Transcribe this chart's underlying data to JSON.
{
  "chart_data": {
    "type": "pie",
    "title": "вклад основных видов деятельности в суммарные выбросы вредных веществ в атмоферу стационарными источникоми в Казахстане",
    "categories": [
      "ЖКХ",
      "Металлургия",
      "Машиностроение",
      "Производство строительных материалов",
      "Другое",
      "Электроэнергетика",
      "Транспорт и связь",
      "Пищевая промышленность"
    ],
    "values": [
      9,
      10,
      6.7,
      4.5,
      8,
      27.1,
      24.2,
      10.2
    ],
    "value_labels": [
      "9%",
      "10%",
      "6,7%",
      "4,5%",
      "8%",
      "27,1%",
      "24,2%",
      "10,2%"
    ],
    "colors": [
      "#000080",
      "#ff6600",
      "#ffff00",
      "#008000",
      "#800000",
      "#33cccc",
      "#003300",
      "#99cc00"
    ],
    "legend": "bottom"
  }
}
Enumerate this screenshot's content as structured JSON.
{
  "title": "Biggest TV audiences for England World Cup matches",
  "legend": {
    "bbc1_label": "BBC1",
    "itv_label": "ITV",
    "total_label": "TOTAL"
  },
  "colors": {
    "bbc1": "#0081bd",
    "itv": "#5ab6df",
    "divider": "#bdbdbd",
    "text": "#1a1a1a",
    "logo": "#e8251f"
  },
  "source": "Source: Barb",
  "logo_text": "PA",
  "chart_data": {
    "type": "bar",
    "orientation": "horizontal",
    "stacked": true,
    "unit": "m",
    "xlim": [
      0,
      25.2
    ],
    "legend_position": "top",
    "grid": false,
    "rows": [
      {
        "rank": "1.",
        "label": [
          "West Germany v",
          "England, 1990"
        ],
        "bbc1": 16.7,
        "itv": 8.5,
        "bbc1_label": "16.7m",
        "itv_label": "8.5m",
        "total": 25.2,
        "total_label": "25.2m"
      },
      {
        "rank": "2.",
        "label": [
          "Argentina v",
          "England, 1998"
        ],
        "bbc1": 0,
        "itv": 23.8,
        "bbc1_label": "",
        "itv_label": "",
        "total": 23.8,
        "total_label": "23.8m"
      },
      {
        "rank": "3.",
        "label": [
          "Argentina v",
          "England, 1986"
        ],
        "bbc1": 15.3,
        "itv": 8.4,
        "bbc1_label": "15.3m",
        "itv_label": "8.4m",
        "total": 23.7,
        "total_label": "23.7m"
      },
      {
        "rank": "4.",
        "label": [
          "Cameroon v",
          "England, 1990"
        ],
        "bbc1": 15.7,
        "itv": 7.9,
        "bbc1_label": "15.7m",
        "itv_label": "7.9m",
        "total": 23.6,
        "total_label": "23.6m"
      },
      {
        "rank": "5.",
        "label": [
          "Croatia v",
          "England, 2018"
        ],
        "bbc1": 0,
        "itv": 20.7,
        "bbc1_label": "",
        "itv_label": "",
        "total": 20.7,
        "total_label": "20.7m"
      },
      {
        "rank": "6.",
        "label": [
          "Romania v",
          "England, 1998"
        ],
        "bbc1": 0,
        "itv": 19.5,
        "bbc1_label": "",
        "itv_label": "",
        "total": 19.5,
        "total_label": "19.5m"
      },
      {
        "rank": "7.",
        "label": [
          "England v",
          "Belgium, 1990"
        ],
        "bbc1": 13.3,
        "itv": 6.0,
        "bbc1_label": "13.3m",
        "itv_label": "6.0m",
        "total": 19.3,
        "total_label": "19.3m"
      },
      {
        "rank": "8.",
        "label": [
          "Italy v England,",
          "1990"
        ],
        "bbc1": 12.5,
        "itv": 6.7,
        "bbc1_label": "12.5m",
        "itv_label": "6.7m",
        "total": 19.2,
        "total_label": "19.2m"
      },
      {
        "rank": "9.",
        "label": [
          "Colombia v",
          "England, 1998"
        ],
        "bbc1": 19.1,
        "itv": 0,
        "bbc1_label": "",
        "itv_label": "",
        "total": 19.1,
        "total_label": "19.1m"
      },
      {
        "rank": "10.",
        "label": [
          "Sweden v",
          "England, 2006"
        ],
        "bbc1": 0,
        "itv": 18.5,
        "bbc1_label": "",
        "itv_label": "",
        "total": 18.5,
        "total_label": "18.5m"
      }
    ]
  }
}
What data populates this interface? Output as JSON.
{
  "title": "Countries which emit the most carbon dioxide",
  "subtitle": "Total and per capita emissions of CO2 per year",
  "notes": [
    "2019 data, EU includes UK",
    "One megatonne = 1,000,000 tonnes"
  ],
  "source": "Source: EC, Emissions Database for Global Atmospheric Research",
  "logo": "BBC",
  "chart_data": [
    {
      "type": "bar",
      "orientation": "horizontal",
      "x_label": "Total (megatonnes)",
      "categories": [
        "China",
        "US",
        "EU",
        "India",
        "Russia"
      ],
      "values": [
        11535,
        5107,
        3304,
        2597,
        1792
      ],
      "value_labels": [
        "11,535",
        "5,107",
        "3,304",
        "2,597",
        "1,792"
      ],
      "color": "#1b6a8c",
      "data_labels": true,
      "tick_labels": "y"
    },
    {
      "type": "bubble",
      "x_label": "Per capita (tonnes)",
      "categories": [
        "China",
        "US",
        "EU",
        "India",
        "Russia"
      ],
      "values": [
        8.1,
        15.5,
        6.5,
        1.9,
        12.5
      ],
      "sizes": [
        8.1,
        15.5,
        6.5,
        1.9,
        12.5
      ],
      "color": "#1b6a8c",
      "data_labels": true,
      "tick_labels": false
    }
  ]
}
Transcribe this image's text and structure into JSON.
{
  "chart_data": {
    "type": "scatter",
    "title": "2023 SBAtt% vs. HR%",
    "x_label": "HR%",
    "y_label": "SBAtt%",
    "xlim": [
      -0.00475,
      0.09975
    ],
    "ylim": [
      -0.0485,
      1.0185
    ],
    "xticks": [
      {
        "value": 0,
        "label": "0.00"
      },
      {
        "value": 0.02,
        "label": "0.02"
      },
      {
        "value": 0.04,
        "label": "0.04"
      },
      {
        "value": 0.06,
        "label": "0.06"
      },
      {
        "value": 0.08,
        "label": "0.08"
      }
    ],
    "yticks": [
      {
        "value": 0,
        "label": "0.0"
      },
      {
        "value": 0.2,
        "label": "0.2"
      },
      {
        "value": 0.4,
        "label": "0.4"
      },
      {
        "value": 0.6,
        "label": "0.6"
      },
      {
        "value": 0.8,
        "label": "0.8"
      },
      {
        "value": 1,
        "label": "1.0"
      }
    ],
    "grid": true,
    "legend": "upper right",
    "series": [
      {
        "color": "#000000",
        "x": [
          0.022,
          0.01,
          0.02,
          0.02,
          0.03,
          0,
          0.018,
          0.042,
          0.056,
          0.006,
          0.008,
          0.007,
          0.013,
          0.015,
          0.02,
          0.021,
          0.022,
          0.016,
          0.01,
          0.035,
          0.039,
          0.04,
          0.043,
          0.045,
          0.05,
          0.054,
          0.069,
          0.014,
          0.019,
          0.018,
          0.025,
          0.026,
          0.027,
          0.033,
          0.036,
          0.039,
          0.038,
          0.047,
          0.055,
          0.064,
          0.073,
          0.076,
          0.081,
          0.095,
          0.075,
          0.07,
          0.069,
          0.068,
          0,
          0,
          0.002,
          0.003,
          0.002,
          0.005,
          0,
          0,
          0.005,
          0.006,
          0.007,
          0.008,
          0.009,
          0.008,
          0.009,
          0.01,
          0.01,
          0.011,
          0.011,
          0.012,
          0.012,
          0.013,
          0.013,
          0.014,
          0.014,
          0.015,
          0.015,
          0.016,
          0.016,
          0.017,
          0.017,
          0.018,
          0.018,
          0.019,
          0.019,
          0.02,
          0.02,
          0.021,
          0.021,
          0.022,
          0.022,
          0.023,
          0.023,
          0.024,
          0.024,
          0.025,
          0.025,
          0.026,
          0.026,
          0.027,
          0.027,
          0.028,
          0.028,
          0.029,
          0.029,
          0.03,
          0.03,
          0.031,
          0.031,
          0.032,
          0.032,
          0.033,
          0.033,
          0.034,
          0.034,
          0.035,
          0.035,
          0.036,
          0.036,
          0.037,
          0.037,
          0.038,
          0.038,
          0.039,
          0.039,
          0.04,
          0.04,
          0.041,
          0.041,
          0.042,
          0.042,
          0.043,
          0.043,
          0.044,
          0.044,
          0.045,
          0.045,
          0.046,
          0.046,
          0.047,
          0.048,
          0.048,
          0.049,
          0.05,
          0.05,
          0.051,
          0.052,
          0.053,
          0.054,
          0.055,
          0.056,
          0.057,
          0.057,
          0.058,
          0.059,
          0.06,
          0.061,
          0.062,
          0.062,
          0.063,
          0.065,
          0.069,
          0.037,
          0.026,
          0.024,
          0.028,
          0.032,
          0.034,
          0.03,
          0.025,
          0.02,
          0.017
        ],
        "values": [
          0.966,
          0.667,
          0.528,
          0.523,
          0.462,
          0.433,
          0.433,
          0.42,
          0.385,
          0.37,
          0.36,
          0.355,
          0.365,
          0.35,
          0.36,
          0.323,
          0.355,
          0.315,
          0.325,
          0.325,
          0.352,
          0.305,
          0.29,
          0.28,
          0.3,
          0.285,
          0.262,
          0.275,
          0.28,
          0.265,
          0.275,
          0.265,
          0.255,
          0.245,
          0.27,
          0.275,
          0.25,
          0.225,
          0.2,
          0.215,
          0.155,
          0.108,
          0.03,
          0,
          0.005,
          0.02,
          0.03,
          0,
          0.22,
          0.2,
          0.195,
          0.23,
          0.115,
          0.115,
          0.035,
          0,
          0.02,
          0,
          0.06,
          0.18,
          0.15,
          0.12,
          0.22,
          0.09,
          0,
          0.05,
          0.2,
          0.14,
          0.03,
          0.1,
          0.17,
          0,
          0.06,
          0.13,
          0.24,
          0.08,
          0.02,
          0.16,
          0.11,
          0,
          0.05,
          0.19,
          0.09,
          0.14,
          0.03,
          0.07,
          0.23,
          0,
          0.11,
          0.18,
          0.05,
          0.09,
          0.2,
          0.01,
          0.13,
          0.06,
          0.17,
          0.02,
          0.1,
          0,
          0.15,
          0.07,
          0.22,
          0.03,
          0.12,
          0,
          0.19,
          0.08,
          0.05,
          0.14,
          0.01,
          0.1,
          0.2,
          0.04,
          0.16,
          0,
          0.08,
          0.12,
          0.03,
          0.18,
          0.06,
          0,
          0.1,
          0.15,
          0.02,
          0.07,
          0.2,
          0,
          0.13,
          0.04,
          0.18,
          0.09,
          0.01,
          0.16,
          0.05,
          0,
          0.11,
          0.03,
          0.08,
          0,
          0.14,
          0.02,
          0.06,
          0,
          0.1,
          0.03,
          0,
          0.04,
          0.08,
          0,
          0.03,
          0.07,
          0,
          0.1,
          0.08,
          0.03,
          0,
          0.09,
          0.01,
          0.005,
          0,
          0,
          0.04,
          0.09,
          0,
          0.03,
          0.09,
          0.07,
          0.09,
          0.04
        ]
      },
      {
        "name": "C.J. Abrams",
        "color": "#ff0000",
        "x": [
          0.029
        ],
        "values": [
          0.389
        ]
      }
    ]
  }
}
+-------+
Using the listing, collect all lines in which the string "type" is found.

    "type": "pie",
    "type": "bar",
      "type": "bar",
      "type": "bubble",
    "type": "scatter",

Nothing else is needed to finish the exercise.